# [To be done]
Could you copy the rows below word for word, leaving out the pictures?
***** Entries provided
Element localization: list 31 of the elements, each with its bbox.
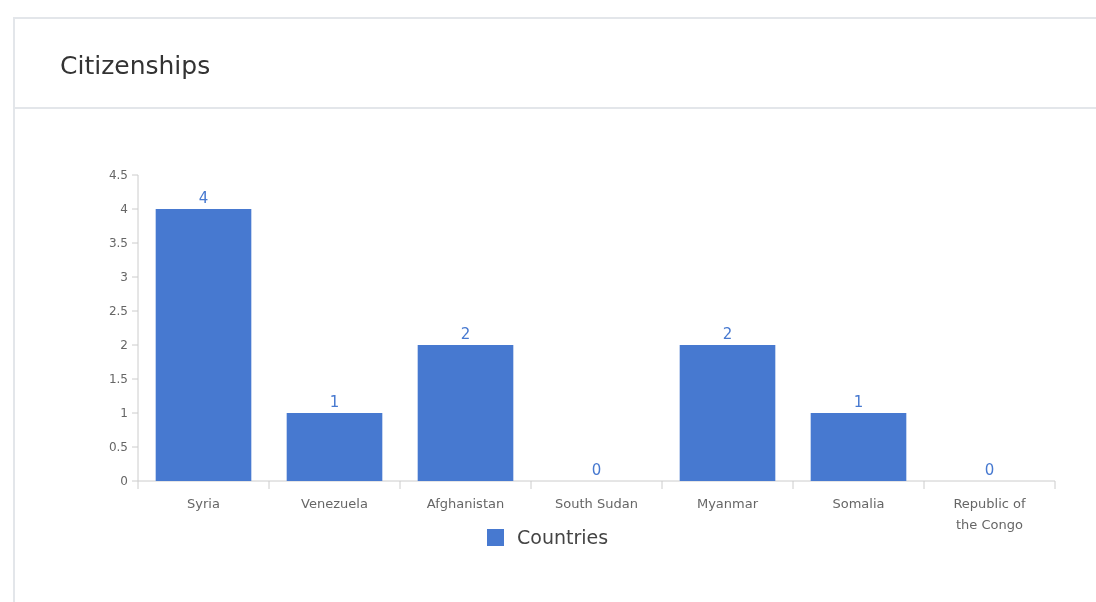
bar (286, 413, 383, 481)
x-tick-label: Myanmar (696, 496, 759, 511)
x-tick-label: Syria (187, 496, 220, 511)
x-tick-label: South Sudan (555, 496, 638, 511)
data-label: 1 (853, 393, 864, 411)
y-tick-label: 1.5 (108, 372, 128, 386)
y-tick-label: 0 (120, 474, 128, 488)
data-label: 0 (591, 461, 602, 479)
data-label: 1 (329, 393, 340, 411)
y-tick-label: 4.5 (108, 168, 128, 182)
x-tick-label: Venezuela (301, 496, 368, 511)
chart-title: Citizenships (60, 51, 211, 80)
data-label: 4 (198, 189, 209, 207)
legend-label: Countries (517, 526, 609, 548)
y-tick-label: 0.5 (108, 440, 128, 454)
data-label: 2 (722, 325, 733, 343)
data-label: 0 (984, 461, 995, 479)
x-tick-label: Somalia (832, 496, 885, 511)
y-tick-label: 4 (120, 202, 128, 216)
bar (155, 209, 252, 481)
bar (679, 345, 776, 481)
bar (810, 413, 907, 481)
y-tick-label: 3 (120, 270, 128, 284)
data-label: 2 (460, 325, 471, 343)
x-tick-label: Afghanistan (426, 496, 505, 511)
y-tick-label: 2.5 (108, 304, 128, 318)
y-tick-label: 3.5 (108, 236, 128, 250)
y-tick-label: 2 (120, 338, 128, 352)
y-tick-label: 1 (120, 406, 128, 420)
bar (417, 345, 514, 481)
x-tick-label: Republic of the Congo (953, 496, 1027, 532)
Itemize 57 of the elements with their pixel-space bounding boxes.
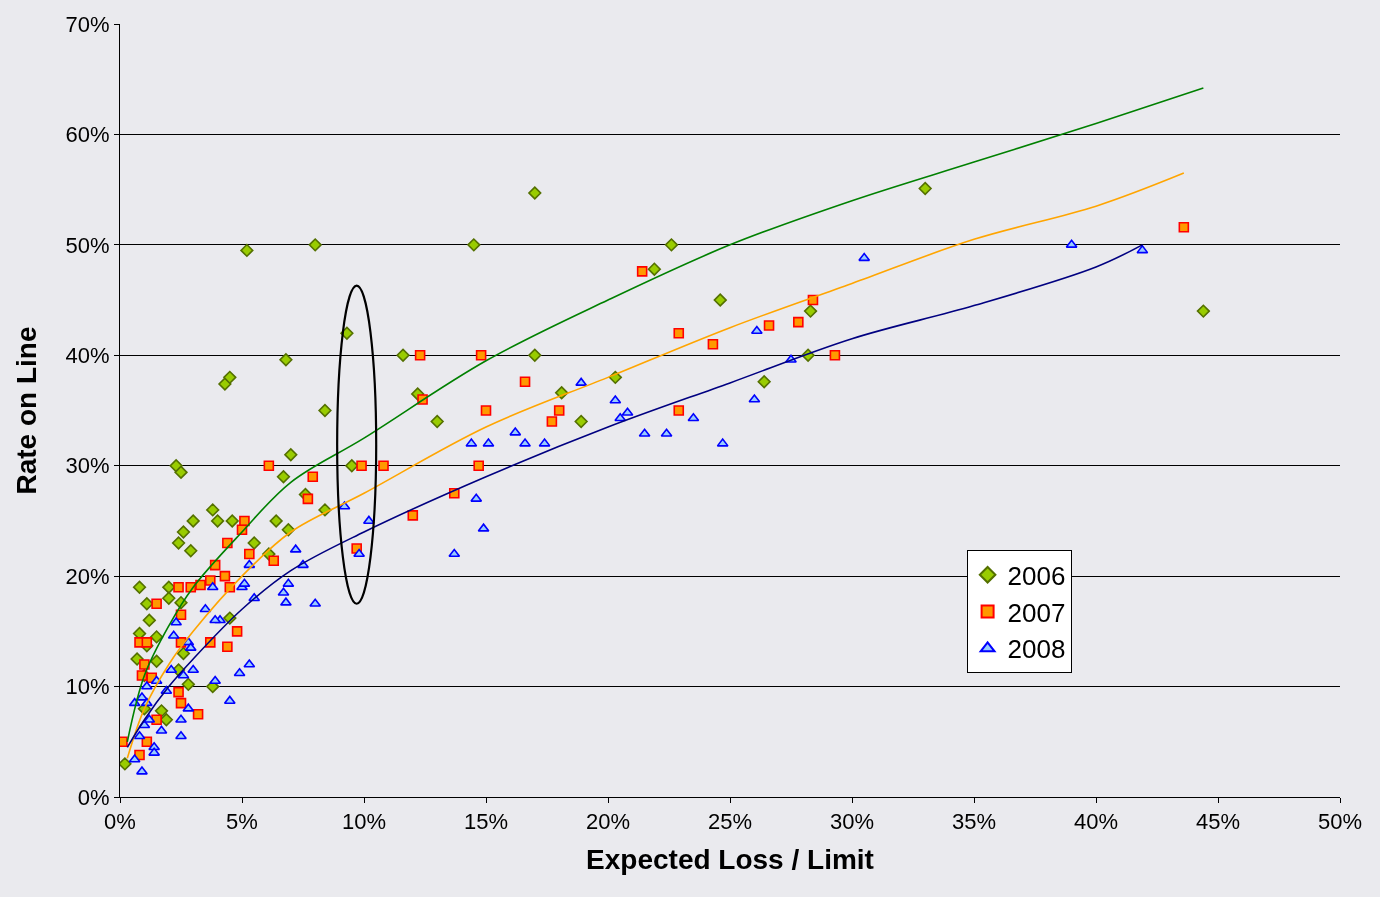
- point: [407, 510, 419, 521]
**********
# [Answer to this exercise]
Element localization: list 31 of the elements, each with its bbox.
bar (286, 413, 383, 481)
x-tick-label: Myanmar (696, 496, 759, 511)
x-tick-label: Syria (187, 496, 220, 511)
x-tick-label: South Sudan (555, 496, 638, 511)
data-label: 1 (853, 393, 864, 411)
y-tick-label: 1.5 (108, 372, 128, 386)
y-tick-label: 0 (120, 474, 128, 488)
data-label: 0 (591, 461, 602, 479)
data-label: 1 (329, 393, 340, 411)
y-tick-label: 4.5 (108, 168, 128, 182)
x-tick-label: Venezuela (301, 496, 368, 511)
chart-title: Citizenships (60, 51, 211, 80)
data-label: 4 (198, 189, 209, 207)
legend-label: Countries (517, 526, 609, 548)
y-tick-label: 0.5 (108, 440, 128, 454)
data-label: 2 (722, 325, 733, 343)
data-label: 0 (984, 461, 995, 479)
x-tick-label: Somalia (832, 496, 885, 511)
y-tick-label: 4 (120, 202, 128, 216)
bar (155, 209, 252, 481)
bar (679, 345, 776, 481)
bar (810, 413, 907, 481)
y-tick-label: 3 (120, 270, 128, 284)
data-label: 2 (460, 325, 471, 343)
x-tick-label: Afghanistan (426, 496, 505, 511)
y-tick-label: 2.5 (108, 304, 128, 318)
y-tick-label: 3.5 (108, 236, 128, 250)
y-tick-label: 2 (120, 338, 128, 352)
y-tick-label: 1 (120, 406, 128, 420)
bar (417, 345, 514, 481)
x-tick-label: Republic of the Congo (953, 496, 1027, 532)
Itemize 57 of the elements with their pixel-space bounding boxes.
- point: [407, 510, 419, 521]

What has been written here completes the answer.